> _What to produce_:
Write the data out again, exactly as given.

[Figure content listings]
----------------------------------------

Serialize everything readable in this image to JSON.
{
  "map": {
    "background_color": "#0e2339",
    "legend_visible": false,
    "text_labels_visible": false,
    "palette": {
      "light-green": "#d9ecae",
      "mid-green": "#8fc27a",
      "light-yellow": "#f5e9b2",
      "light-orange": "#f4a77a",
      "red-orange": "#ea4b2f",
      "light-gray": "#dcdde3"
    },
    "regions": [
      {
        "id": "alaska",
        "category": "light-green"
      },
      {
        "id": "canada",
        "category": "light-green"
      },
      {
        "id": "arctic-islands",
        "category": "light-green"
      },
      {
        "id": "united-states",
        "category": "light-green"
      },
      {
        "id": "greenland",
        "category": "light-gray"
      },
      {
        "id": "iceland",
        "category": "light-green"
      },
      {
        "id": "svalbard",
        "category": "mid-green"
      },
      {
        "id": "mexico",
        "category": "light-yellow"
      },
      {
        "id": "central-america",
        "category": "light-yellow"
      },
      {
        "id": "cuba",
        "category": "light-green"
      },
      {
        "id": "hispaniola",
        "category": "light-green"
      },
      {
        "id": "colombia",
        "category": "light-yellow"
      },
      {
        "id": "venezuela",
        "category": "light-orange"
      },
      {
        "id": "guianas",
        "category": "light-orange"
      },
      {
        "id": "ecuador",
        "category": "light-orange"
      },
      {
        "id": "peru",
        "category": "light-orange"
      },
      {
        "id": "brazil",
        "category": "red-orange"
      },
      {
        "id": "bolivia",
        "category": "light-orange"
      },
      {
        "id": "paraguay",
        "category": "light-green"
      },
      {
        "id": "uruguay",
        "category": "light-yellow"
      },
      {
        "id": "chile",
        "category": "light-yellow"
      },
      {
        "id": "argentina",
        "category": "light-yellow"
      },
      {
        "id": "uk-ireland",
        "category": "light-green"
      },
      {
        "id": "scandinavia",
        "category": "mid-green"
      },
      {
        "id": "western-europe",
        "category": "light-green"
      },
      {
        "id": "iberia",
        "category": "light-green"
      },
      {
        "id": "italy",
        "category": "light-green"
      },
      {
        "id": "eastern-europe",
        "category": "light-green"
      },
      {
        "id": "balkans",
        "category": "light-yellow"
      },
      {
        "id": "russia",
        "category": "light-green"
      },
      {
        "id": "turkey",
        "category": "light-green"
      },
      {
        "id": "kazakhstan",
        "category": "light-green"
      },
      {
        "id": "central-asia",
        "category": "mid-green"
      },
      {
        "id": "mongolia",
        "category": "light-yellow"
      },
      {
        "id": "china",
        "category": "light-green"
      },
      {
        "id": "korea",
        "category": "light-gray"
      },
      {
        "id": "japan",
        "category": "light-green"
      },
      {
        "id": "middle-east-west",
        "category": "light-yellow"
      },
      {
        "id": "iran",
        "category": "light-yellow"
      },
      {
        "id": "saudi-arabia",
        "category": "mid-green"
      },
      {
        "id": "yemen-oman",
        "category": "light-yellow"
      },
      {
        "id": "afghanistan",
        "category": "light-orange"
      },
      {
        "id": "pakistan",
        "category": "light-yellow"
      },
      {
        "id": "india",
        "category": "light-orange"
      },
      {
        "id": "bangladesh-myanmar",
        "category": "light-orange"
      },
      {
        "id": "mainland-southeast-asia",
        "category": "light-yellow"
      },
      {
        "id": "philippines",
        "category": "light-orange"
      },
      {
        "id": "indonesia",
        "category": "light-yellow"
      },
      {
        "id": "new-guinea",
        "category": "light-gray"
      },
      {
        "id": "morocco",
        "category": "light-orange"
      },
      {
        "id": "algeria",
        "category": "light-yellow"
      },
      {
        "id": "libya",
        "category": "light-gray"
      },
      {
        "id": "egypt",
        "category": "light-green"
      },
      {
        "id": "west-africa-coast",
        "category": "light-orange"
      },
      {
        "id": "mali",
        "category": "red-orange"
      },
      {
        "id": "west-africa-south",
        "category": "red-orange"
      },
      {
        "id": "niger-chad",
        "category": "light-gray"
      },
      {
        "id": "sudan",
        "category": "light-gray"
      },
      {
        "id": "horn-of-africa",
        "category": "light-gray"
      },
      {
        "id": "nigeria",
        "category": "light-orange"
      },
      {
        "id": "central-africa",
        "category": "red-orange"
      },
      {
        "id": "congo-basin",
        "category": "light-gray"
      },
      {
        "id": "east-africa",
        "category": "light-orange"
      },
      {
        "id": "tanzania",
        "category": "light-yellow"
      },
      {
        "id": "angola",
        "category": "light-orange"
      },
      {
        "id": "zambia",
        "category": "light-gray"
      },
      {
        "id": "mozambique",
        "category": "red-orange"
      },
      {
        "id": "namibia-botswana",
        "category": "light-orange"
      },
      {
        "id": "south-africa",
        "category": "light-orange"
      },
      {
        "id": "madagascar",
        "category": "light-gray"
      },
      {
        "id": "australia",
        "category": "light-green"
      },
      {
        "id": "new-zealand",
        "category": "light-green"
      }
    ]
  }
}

----------------------------------------

> _Output below_:
Serialize everything readable in this image to JSON.
{
  "map": {
    "background_color": "#0e2339",
    "legend_visible": false,
    "text_labels_visible": false,
    "palette": {
      "light-green": "#d9ecae",
      "mid-green": "#8fc27a",
      "light-yellow": "#f5e9b2",
      "light-orange": "#f4a77a",
      "red-orange": "#ea4b2f",
      "light-gray": "#dcdde3"
    },
    "regions": [
      {
        "id": "alaska",
        "category": "light-green"
      },
      {
        "id": "canada",
        "category": "light-green"
      },
      {
        "id": "arctic-islands",
        "category": "light-green"
      },
      {
        "id": "united-states",
        "category": "light-green"
      },
      {
        "id": "greenland",
        "category": "light-gray"
      },
      {
        "id": "iceland",
        "category": "light-green"
      },
      {
        "id": "svalbard",
        "category": "mid-green"
      },
      {
        "id": "mexico",
        "category": "light-yellow"
      },
      {
        "id": "central-america",
        "category": "light-yellow"
      },
      {
        "id": "cuba",
        "category": "light-green"
      },
      {
        "id": "hispaniola",
        "category": "light-green"
      },
      {
        "id": "colombia",
        "category": "light-yellow"
      },
      {
        "id": "venezuela",
        "category": "light-orange"
      },
      {
        "id": "guianas",
        "category": "light-orange"
      },
      {
        "id": "ecuador",
        "category": "light-orange"
      },
      {
        "id": "peru",
        "category": "light-orange"
      },
      {
        "id": "brazil",
        "category": "red-orange"
      },
      {
        "id": "bolivia",
        "category": "light-orange"
      },
      {
        "id": "paraguay",
        "category": "light-green"
      },
      {
        "id": "uruguay",
        "category": "light-yellow"
      },
      {
        "id": "chile",
        "category": "light-yellow"
      },
      {
        "id": "argentina",
        "category": "light-yellow"
      },
      {
        "id": "uk-ireland",
        "category": "light-green"
      },
      {
        "id": "scandinavia",
        "category": "mid-green"
      },
      {
        "id": "western-europe",
        "category": "light-green"
      },
      {
        "id": "iberia",
        "category": "light-green"
      },
      {
        "id": "italy",
        "category": "light-green"
      },
      {
        "id": "eastern-europe",
        "category": "light-green"
      },
      {
        "id": "balkans",
        "category": "light-yellow"
      },
      {
        "id": "russia",
        "category": "light-green"
      },
      {
        "id": "turkey",
        "category": "light-green"
      },
      {
        "id": "kazakhstan",
        "category": "light-green"
      },
      {
        "id": "central-asia",
        "category": "mid-green"
      },
      {
        "id": "mongolia",
        "category": "light-yellow"
      },
      {
        "id": "china",
        "category": "light-green"
      },
      {
        "id": "korea",
        "category": "light-gray"
      },
      {
        "id": "japan",
        "category": "light-green"
      },
      {
        "id": "middle-east-west",
        "category": "light-yellow"
      },
      {
        "id": "iran",
        "category": "light-yellow"
      },
      {
        "id": "saudi-arabia",
        "category": "mid-green"
      },
      {
        "id": "yemen-oman",
        "category": "light-yellow"
      },
      {
        "id": "afghanistan",
        "category": "light-orange"
      },
      {
        "id": "pakistan",
        "category": "light-yellow"
      },
      {
        "id": "india",
        "category": "light-orange"
      },
      {
        "id": "bangladesh-myanmar",
        "category": "light-orange"
      },
      {
        "id": "mainland-southeast-asia",
        "category": "light-yellow"
      },
      {
        "id": "philippines",
        "category": "light-orange"
      },
      {
        "id": "indonesia",
        "category": "light-yellow"
      },
      {
        "id": "new-guinea",
        "category": "light-gray"
      },
      {
        "id": "morocco",
        "category": "light-orange"
      },
      {
        "id": "algeria",
        "category": "light-yellow"
      },
      {
        "id": "libya",
        "category": "light-gray"
      },
      {
        "id": "egypt",
        "category": "light-green"
      },
      {
        "id": "west-africa-coast",
        "category": "light-orange"
      },
      {
        "id": "mali",
        "category": "red-orange"
      },
      {
        "id": "west-africa-south",
        "category": "red-orange"
      },
      {
        "id": "niger-chad",
        "category": "light-gray"
      },
      {
        "id": "sudan",
        "category": "light-gray"
      },
      {
        "id": "horn-of-africa",
        "category": "light-gray"
      },
      {
        "id": "nigeria",
        "category": "light-orange"
      },
      {
        "id": "central-africa",
        "category": "red-orange"
      },
      {
        "id": "congo-basin",
        "category": "light-gray"
      },
      {
        "id": "east-africa",
        "category": "light-orange"
      },
      {
        "id": "tanzania",
        "category": "light-yellow"
      },
      {
        "id": "angola",
        "category": "light-orange"
      },
      {
        "id": "zambia",
        "category": "light-gray"
      },
      {
        "id": "mozambique",
        "category": "red-orange"
      },
      {
        "id": "namibia-botswana",
        "category": "light-orange"
      },
      {
        "id": "south-africa",
        "category": "light-orange"
      },
      {
        "id": "madagascar",
        "category": "light-gray"
      },
      {
        "id": "australia",
        "category": "light-green"
      },
      {
        "id": "new-zealand",
        "category": "light-green"
      }
    ]
  }
}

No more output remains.